**CHALLENGE**
Return all of the following lines verbatim, without changing anything.

═════ GIVEN ENTRIES

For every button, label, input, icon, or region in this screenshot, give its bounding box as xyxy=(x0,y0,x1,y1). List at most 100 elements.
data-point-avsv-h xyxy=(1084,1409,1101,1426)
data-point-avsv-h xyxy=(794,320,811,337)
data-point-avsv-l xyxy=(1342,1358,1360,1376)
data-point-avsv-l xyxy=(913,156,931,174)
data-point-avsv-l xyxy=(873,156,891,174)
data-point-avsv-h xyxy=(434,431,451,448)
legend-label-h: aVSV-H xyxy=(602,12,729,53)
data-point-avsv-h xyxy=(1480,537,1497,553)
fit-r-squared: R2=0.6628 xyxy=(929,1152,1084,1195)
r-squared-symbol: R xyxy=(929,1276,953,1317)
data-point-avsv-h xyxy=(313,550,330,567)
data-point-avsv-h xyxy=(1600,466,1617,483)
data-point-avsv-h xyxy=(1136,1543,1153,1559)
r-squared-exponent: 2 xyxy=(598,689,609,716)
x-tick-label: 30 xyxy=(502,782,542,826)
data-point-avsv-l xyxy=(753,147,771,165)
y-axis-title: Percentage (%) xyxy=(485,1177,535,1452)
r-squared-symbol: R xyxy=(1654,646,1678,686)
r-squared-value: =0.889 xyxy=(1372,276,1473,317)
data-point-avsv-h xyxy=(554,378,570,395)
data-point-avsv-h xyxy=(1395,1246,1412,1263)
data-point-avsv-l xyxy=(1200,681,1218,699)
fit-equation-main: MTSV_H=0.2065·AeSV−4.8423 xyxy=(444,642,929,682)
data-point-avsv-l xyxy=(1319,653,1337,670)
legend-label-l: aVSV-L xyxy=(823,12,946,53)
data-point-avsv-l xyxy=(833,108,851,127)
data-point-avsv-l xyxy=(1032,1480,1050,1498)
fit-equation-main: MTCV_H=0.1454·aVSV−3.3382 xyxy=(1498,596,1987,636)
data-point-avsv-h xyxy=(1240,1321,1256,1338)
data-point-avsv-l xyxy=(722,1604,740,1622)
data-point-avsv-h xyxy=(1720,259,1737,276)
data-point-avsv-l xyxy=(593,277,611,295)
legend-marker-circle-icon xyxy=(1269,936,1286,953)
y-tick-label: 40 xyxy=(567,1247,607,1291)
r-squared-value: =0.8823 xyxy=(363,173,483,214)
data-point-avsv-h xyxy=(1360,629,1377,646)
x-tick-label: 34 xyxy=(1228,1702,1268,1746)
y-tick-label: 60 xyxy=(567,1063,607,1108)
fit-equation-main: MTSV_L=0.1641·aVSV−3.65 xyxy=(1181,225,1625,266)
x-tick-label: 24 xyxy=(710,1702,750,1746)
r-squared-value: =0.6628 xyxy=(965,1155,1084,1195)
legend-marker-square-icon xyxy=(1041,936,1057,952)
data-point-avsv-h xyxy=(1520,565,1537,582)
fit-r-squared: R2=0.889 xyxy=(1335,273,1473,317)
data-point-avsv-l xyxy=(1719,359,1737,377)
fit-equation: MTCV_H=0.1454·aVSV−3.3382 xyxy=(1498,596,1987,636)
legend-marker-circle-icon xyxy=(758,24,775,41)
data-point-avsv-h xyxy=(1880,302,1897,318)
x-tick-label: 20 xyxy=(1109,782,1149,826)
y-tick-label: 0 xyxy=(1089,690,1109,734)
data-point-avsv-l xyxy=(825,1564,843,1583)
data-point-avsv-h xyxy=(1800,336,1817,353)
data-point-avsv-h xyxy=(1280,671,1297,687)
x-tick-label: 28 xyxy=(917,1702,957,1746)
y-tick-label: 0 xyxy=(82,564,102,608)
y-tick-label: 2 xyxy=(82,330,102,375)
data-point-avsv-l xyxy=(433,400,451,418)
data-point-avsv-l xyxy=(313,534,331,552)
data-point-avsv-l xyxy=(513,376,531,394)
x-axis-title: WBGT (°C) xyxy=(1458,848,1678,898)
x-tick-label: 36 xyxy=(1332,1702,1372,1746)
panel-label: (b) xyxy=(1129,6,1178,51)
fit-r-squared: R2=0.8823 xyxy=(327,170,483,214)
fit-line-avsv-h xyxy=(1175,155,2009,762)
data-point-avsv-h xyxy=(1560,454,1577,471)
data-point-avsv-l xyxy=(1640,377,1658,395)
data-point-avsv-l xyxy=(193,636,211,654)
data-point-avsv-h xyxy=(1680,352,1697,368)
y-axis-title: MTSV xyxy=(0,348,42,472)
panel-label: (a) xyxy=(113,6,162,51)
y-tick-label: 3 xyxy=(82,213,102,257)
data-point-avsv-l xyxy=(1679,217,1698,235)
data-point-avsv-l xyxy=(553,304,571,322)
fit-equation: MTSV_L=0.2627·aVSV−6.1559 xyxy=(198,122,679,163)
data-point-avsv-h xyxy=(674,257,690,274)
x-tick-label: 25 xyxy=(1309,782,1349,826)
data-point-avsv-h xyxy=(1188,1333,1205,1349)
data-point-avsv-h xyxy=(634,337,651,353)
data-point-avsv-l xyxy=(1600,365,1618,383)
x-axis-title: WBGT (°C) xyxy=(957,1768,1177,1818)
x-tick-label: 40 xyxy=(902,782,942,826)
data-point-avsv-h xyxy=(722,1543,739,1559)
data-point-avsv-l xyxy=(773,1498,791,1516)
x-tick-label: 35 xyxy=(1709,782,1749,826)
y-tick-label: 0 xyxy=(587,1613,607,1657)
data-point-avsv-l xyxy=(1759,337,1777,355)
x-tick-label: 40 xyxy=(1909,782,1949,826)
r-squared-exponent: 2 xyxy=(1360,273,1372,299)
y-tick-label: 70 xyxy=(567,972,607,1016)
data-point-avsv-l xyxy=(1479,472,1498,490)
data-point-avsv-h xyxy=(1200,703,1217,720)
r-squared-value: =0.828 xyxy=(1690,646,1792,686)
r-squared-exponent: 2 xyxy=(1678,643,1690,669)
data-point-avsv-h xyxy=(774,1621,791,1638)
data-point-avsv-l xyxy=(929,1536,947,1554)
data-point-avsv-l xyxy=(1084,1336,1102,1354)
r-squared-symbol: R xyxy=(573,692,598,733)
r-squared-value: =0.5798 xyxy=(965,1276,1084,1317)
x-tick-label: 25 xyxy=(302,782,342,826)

══════════

**ANSWER BELOW**
For every button, label, input, icon, or region in this screenshot, give its bounding box as xyxy=(x0,y0,x1,y1). List at most 100 elements.
data-point-avsv-h xyxy=(1084,1409,1101,1426)
data-point-avsv-h xyxy=(794,320,811,337)
data-point-avsv-l xyxy=(1342,1358,1360,1376)
data-point-avsv-l xyxy=(913,156,931,174)
data-point-avsv-l xyxy=(873,156,891,174)
data-point-avsv-h xyxy=(434,431,451,448)
legend-label-h: aVSV-H xyxy=(602,12,729,53)
data-point-avsv-h xyxy=(1480,537,1497,553)
fit-r-squared: R2=0.6628 xyxy=(929,1152,1084,1195)
r-squared-symbol: R xyxy=(929,1276,953,1317)
data-point-avsv-h xyxy=(313,550,330,567)
data-point-avsv-h xyxy=(1600,466,1617,483)
data-point-avsv-h xyxy=(1136,1543,1153,1559)
r-squared-exponent: 2 xyxy=(598,689,609,716)
x-tick-label: 30 xyxy=(502,782,542,826)
data-point-avsv-l xyxy=(753,147,771,165)
y-axis-title: Percentage (%) xyxy=(485,1177,535,1452)
r-squared-symbol: R xyxy=(1654,646,1678,686)
r-squared-value: =0.889 xyxy=(1372,276,1473,317)
data-point-avsv-h xyxy=(554,378,570,395)
data-point-avsv-h xyxy=(1395,1246,1412,1263)
data-point-avsv-l xyxy=(1200,681,1218,699)
fit-equation-main: MTSV_H=0.2065·AeSV−4.8423 xyxy=(444,642,929,682)
data-point-avsv-l xyxy=(1319,653,1337,670)
legend-label-l: aVSV-L xyxy=(823,12,946,53)
data-point-avsv-l xyxy=(833,108,851,127)
data-point-avsv-l xyxy=(1032,1480,1050,1498)
fit-equation-main: MTCV_H=0.1454·aVSV−3.3382 xyxy=(1498,596,1987,636)
data-point-avsv-h xyxy=(1240,1321,1256,1338)
data-point-avsv-l xyxy=(722,1604,740,1622)
data-point-avsv-h xyxy=(1720,259,1737,276)
data-point-avsv-l xyxy=(593,277,611,295)
legend-marker-circle-icon xyxy=(1269,936,1286,953)
y-tick-label: 40 xyxy=(567,1247,607,1291)
r-squared-value: =0.8823 xyxy=(363,173,483,214)
data-point-avsv-h xyxy=(1360,629,1377,646)
x-tick-label: 34 xyxy=(1228,1702,1268,1746)
y-tick-label: 60 xyxy=(567,1063,607,1108)
fit-equation-main: MTSV_L=0.1641·aVSV−3.65 xyxy=(1181,225,1625,266)
x-tick-label: 24 xyxy=(710,1702,750,1746)
r-squared-value: =0.6628 xyxy=(965,1155,1084,1195)
legend-marker-square-icon xyxy=(1041,936,1057,952)
data-point-avsv-h xyxy=(1520,565,1537,582)
fit-r-squared: R2=0.889 xyxy=(1335,273,1473,317)
data-point-avsv-l xyxy=(1719,359,1737,377)
fit-equation: MTCV_H=0.1454·aVSV−3.3382 xyxy=(1498,596,1987,636)
legend-marker-circle-icon xyxy=(758,24,775,41)
data-point-avsv-h xyxy=(1880,302,1897,318)
x-tick-label: 20 xyxy=(1109,782,1149,826)
y-tick-label: 0 xyxy=(1089,690,1109,734)
data-point-avsv-l xyxy=(825,1564,843,1583)
data-point-avsv-h xyxy=(1800,336,1817,353)
data-point-avsv-h xyxy=(1280,671,1297,687)
x-tick-label: 28 xyxy=(917,1702,957,1746)
y-tick-label: 0 xyxy=(82,564,102,608)
y-tick-label: 2 xyxy=(82,330,102,375)
data-point-avsv-l xyxy=(433,400,451,418)
data-point-avsv-l xyxy=(313,534,331,552)
data-point-avsv-l xyxy=(513,376,531,394)
x-axis-title: WBGT (°C) xyxy=(1458,848,1678,898)
x-tick-label: 36 xyxy=(1332,1702,1372,1746)
panel-label: (b) xyxy=(1129,6,1178,51)
fit-r-squared: R2=0.8823 xyxy=(327,170,483,214)
fit-line-avsv-h xyxy=(1175,155,2009,762)
data-point-avsv-h xyxy=(1560,454,1577,471)
data-point-avsv-l xyxy=(1640,377,1658,395)
data-point-avsv-l xyxy=(193,636,211,654)
data-point-avsv-h xyxy=(1680,352,1697,368)
y-axis-title: MTSV xyxy=(0,348,42,472)
panel-label: (a) xyxy=(113,6,162,51)
y-tick-label: 3 xyxy=(82,213,102,257)
data-point-avsv-l xyxy=(1679,217,1698,235)
data-point-avsv-l xyxy=(553,304,571,322)
fit-equation: MTSV_L=0.2627·aVSV−6.1559 xyxy=(198,122,679,163)
data-point-avsv-h xyxy=(674,257,690,274)
x-tick-label: 25 xyxy=(1309,782,1349,826)
data-point-avsv-h xyxy=(1188,1333,1205,1349)
data-point-avsv-h xyxy=(634,337,651,353)
data-point-avsv-l xyxy=(1600,365,1618,383)
x-axis-title: WBGT (°C) xyxy=(957,1768,1177,1818)
x-tick-label: 40 xyxy=(902,782,942,826)
data-point-avsv-h xyxy=(722,1543,739,1559)
data-point-avsv-l xyxy=(773,1498,791,1516)
x-tick-label: 35 xyxy=(1709,782,1749,826)
y-tick-label: 0 xyxy=(587,1613,607,1657)
data-point-avsv-l xyxy=(1759,337,1777,355)
x-tick-label: 40 xyxy=(1909,782,1949,826)
r-squared-exponent: 2 xyxy=(1360,273,1372,299)
y-tick-label: 70 xyxy=(567,972,607,1016)
data-point-avsv-l xyxy=(1479,472,1498,490)
data-point-avsv-h xyxy=(1200,703,1217,720)
r-squared-value: =0.828 xyxy=(1690,646,1792,686)
r-squared-exponent: 2 xyxy=(1678,643,1690,669)
data-point-avsv-h xyxy=(774,1621,791,1638)
data-point-avsv-l xyxy=(929,1536,947,1554)
data-point-avsv-l xyxy=(1084,1336,1102,1354)
r-squared-symbol: R xyxy=(573,692,598,733)
r-squared-value: =0.5798 xyxy=(965,1276,1084,1317)
x-tick-label: 25 xyxy=(302,782,342,826)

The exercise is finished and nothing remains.